Every line below is to be copied exactly, with the pictures left out.

Entries shown:

----------

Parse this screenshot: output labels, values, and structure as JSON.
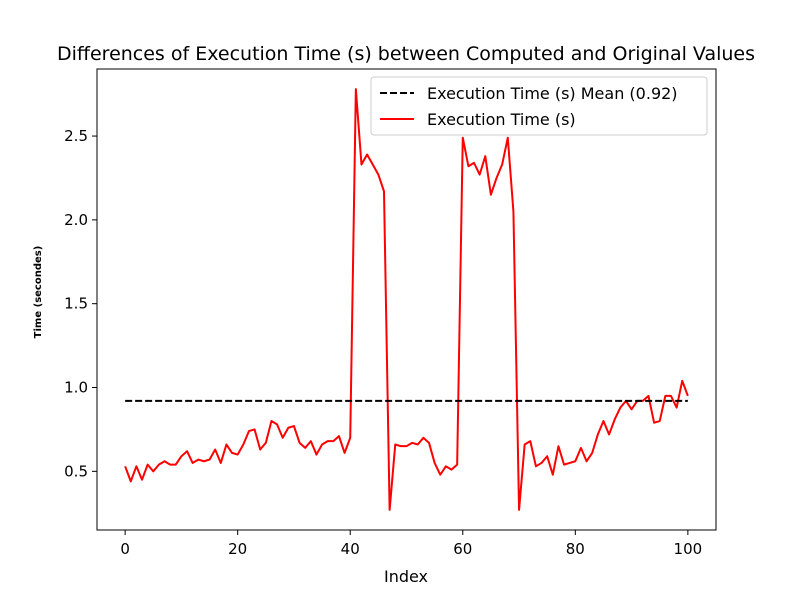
{
  "chart_data": {
    "type": "line",
    "title": "Differences of Execution Time (s) between Computed and Original Values",
    "xlabel": "Index",
    "ylabel": "Time (secondes)",
    "xlim": [
      -5,
      105
    ],
    "ylim": [
      0.15,
      2.9
    ],
    "xticks": [
      0,
      20,
      40,
      60,
      80,
      100
    ],
    "yticks": [
      0.5,
      1.0,
      1.5,
      2.0,
      2.5
    ],
    "xtick_labels": [
      "0",
      "20",
      "40",
      "60",
      "80",
      "100"
    ],
    "ytick_labels": [
      "0.5",
      "1.0",
      "1.5",
      "2.0",
      "2.5"
    ],
    "grid": false,
    "legend_position": "top-right",
    "series": [
      {
        "name": "Execution Time (s)",
        "color": "#ff0000",
        "style": "solid",
        "x": [
          0,
          1,
          2,
          3,
          4,
          5,
          6,
          7,
          8,
          9,
          10,
          11,
          12,
          13,
          14,
          15,
          16,
          17,
          18,
          19,
          20,
          21,
          22,
          23,
          24,
          25,
          26,
          27,
          28,
          29,
          30,
          31,
          32,
          33,
          34,
          35,
          36,
          37,
          38,
          39,
          40,
          41,
          42,
          43,
          44,
          45,
          46,
          47,
          48,
          49,
          50,
          51,
          52,
          53,
          54,
          55,
          56,
          57,
          58,
          59,
          60,
          61,
          62,
          63,
          64,
          65,
          66,
          67,
          68,
          69,
          70,
          71,
          72,
          73,
          74,
          75,
          76,
          77,
          78,
          79,
          80,
          81,
          82,
          83,
          84,
          85,
          86,
          87,
          88,
          89,
          90,
          91,
          92,
          93,
          94,
          95,
          96,
          97,
          98,
          99,
          100
        ],
        "y": [
          0.53,
          0.44,
          0.53,
          0.45,
          0.54,
          0.5,
          0.54,
          0.56,
          0.54,
          0.54,
          0.59,
          0.62,
          0.55,
          0.57,
          0.56,
          0.57,
          0.63,
          0.55,
          0.66,
          0.61,
          0.6,
          0.66,
          0.74,
          0.75,
          0.63,
          0.67,
          0.8,
          0.78,
          0.7,
          0.76,
          0.77,
          0.67,
          0.64,
          0.68,
          0.6,
          0.66,
          0.68,
          0.68,
          0.71,
          0.61,
          0.7,
          2.78,
          2.33,
          2.39,
          2.33,
          2.27,
          2.17,
          0.27,
          0.66,
          0.65,
          0.65,
          0.67,
          0.66,
          0.7,
          0.67,
          0.55,
          0.48,
          0.53,
          0.51,
          0.54,
          2.49,
          2.32,
          2.34,
          2.27,
          2.38,
          2.15,
          2.25,
          2.33,
          2.49,
          2.05,
          0.27,
          0.66,
          0.68,
          0.53,
          0.55,
          0.59,
          0.48,
          0.65,
          0.54,
          0.55,
          0.56,
          0.64,
          0.56,
          0.61,
          0.72,
          0.8,
          0.72,
          0.81,
          0.88,
          0.92,
          0.87,
          0.92,
          0.92,
          0.95,
          0.79,
          0.8,
          0.95,
          0.95,
          0.88,
          1.04,
          0.95
        ]
      },
      {
        "name": "Execution Time (s) Mean (0.92)",
        "color": "#000000",
        "style": "dashed",
        "x": [
          0,
          100
        ],
        "y": [
          0.92,
          0.92
        ]
      }
    ]
  }
}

----------

Response:
Parse this screenshot: output labels, values, and structure as JSON.
{
  "chart_data": {
    "type": "line",
    "title": "Differences of Execution Time (s) between Computed and Original Values",
    "xlabel": "Index",
    "ylabel": "Time (secondes)",
    "xlim": [
      -5,
      105
    ],
    "ylim": [
      0.15,
      2.9
    ],
    "xticks": [
      0,
      20,
      40,
      60,
      80,
      100
    ],
    "yticks": [
      0.5,
      1.0,
      1.5,
      2.0,
      2.5
    ],
    "xtick_labels": [
      "0",
      "20",
      "40",
      "60",
      "80",
      "100"
    ],
    "ytick_labels": [
      "0.5",
      "1.0",
      "1.5",
      "2.0",
      "2.5"
    ],
    "grid": false,
    "legend_position": "top-right",
    "series": [
      {
        "name": "Execution Time (s)",
        "color": "#ff0000",
        "style": "solid",
        "x": [
          0,
          1,
          2,
          3,
          4,
          5,
          6,
          7,
          8,
          9,
          10,
          11,
          12,
          13,
          14,
          15,
          16,
          17,
          18,
          19,
          20,
          21,
          22,
          23,
          24,
          25,
          26,
          27,
          28,
          29,
          30,
          31,
          32,
          33,
          34,
          35,
          36,
          37,
          38,
          39,
          40,
          41,
          42,
          43,
          44,
          45,
          46,
          47,
          48,
          49,
          50,
          51,
          52,
          53,
          54,
          55,
          56,
          57,
          58,
          59,
          60,
          61,
          62,
          63,
          64,
          65,
          66,
          67,
          68,
          69,
          70,
          71,
          72,
          73,
          74,
          75,
          76,
          77,
          78,
          79,
          80,
          81,
          82,
          83,
          84,
          85,
          86,
          87,
          88,
          89,
          90,
          91,
          92,
          93,
          94,
          95,
          96,
          97,
          98,
          99,
          100
        ],
        "y": [
          0.53,
          0.44,
          0.53,
          0.45,
          0.54,
          0.5,
          0.54,
          0.56,
          0.54,
          0.54,
          0.59,
          0.62,
          0.55,
          0.57,
          0.56,
          0.57,
          0.63,
          0.55,
          0.66,
          0.61,
          0.6,
          0.66,
          0.74,
          0.75,
          0.63,
          0.67,
          0.8,
          0.78,
          0.7,
          0.76,
          0.77,
          0.67,
          0.64,
          0.68,
          0.6,
          0.66,
          0.68,
          0.68,
          0.71,
          0.61,
          0.7,
          2.78,
          2.33,
          2.39,
          2.33,
          2.27,
          2.17,
          0.27,
          0.66,
          0.65,
          0.65,
          0.67,
          0.66,
          0.7,
          0.67,
          0.55,
          0.48,
          0.53,
          0.51,
          0.54,
          2.49,
          2.32,
          2.34,
          2.27,
          2.38,
          2.15,
          2.25,
          2.33,
          2.49,
          2.05,
          0.27,
          0.66,
          0.68,
          0.53,
          0.55,
          0.59,
          0.48,
          0.65,
          0.54,
          0.55,
          0.56,
          0.64,
          0.56,
          0.61,
          0.72,
          0.8,
          0.72,
          0.81,
          0.88,
          0.92,
          0.87,
          0.92,
          0.92,
          0.95,
          0.79,
          0.8,
          0.95,
          0.95,
          0.88,
          1.04,
          0.95
        ]
      },
      {
        "name": "Execution Time (s) Mean (0.92)",
        "color": "#000000",
        "style": "dashed",
        "x": [
          0,
          100
        ],
        "y": [
          0.92,
          0.92
        ]
      }
    ]
  }
}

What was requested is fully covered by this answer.